INSTRUCTION | Return every entry exactly.

SUPPLIED MATERIAL |
******

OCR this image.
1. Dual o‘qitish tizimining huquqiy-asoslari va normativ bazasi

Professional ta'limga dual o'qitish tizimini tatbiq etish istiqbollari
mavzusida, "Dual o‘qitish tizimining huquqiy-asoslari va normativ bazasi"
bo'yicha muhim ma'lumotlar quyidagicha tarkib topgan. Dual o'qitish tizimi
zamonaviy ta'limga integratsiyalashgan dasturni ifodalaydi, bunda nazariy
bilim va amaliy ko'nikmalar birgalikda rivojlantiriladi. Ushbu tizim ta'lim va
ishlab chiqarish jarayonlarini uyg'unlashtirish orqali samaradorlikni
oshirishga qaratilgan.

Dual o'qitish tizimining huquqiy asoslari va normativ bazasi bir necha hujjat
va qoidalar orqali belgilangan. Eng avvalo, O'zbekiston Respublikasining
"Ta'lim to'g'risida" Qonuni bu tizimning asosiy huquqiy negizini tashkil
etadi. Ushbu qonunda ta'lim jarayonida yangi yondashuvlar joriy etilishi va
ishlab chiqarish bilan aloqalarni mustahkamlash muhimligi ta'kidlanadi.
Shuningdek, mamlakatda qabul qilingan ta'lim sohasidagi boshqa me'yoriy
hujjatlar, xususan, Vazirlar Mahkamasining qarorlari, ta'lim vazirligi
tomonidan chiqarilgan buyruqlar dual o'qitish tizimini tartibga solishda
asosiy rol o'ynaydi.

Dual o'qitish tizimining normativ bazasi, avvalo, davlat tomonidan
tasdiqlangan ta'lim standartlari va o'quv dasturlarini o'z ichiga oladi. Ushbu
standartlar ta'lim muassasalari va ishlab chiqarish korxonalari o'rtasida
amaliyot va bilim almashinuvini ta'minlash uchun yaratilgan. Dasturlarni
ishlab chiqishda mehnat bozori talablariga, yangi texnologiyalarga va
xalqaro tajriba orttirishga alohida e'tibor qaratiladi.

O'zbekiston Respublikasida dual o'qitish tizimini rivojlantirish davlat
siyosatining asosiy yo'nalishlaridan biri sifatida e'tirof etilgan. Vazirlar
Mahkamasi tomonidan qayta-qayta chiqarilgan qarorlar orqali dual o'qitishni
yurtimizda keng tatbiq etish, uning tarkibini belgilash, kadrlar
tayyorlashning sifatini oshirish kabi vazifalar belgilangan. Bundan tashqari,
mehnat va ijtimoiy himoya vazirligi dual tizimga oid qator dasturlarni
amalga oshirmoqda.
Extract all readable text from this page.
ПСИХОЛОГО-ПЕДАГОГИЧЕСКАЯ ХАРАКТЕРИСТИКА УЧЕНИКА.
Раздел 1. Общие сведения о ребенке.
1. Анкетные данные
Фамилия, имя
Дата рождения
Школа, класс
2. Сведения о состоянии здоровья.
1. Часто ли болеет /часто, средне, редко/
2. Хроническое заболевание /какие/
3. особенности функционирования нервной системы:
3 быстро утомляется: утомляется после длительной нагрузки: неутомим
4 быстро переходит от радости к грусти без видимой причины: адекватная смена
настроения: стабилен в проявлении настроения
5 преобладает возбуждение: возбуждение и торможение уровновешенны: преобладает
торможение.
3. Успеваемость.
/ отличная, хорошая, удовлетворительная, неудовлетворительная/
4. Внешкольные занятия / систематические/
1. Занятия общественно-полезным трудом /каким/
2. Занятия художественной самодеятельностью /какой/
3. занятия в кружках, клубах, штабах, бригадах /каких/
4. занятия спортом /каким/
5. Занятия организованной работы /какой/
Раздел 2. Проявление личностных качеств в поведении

******

SOLUTION TO THIS PROBLEM |
OCR this image.
1. Dual o‘qitish tizimining huquqiy-asoslari va normativ bazasi

Professional ta'limga dual o'qitish tizimini tatbiq etish istiqbollari
mavzusida, "Dual o‘qitish tizimining huquqiy-asoslari va normativ bazasi"
bo'yicha muhim ma'lumotlar quyidagicha tarkib topgan. Dual o'qitish tizimi
zamonaviy ta'limga integratsiyalashgan dasturni ifodalaydi, bunda nazariy
bilim va amaliy ko'nikmalar birgalikda rivojlantiriladi. Ushbu tizim ta'lim va
ishlab chiqarish jarayonlarini uyg'unlashtirish orqali samaradorlikni
oshirishga qaratilgan.

Dual o'qitish tizimining huquqiy asoslari va normativ bazasi bir necha hujjat
va qoidalar orqali belgilangan. Eng avvalo, O'zbekiston Respublikasining
"Ta'lim to'g'risida" Qonuni bu tizimning asosiy huquqiy negizini tashkil
etadi. Ushbu qonunda ta'lim jarayonida yangi yondashuvlar joriy etilishi va
ishlab chiqarish bilan aloqalarni mustahkamlash muhimligi ta'kidlanadi.
Shuningdek, mamlakatda qabul qilingan ta'lim sohasidagi boshqa me'yoriy
hujjatlar, xususan, Vazirlar Mahkamasining qarorlari, ta'lim vazirligi
tomonidan chiqarilgan buyruqlar dual o'qitish tizimini tartibga solishda
asosiy rol o'ynaydi.

Dual o'qitish tizimining normativ bazasi, avvalo, davlat tomonidan
tasdiqlangan ta'lim standartlari va o'quv dasturlarini o'z ichiga oladi. Ushbu
standartlar ta'lim muassasalari va ishlab chiqarish korxonalari o'rtasida
amaliyot va bilim almashinuvini ta'minlash uchun yaratilgan. Dasturlarni
ishlab chiqishda mehnat bozori talablariga, yangi texnologiyalarga va
xalqaro tajriba orttirishga alohida e'tibor qaratiladi.

O'zbekiston Respublikasida dual o'qitish tizimini rivojlantirish davlat
siyosatining asosiy yo'nalishlaridan biri sifatida e'tirof etilgan. Vazirlar
Mahkamasi tomonidan qayta-qayta chiqarilgan qarorlar orqali dual o'qitishni
yurtimizda keng tatbiq etish, uning tarkibini belgilash, kadrlar
tayyorlashning sifatini oshirish kabi vazifalar belgilangan. Bundan tashqari,
mehnat va ijtimoiy himoya vazirligi dual tizimga oid qator dasturlarni
amalga oshirmoqda.
Extract all readable text from this page.
ПСИХОЛОГО-ПЕДАГОГИЧЕСКАЯ ХАРАКТЕРИСТИКА УЧЕНИКА.
Раздел 1. Общие сведения о ребенке.
1. Анкетные данные
Фамилия, имя
Дата рождения
Школа, класс
2. Сведения о состоянии здоровья.
1. Часто ли болеет /часто, средне, редко/
2. Хроническое заболевание /какие/
3. особенности функционирования нервной системы:
3 быстро утомляется: утомляется после длительной нагрузки: неутомим
4 быстро переходит от радости к грусти без видимой причины: адекватная смена
настроения: стабилен в проявлении настроения
5 преобладает возбуждение: возбуждение и торможение уровновешенны: преобладает
торможение.
3. Успеваемость.
/ отличная, хорошая, удовлетворительная, неудовлетворительная/
4. Внешкольные занятия / систематические/
1. Занятия общественно-полезным трудом /каким/
2. Занятия художественной самодеятельностью /какой/
3. занятия в кружках, клубах, штабах, бригадах /каких/
4. занятия спортом /каким/
5. Занятия организованной работы /какой/
Раздел 2. Проявление личностных качеств в поведении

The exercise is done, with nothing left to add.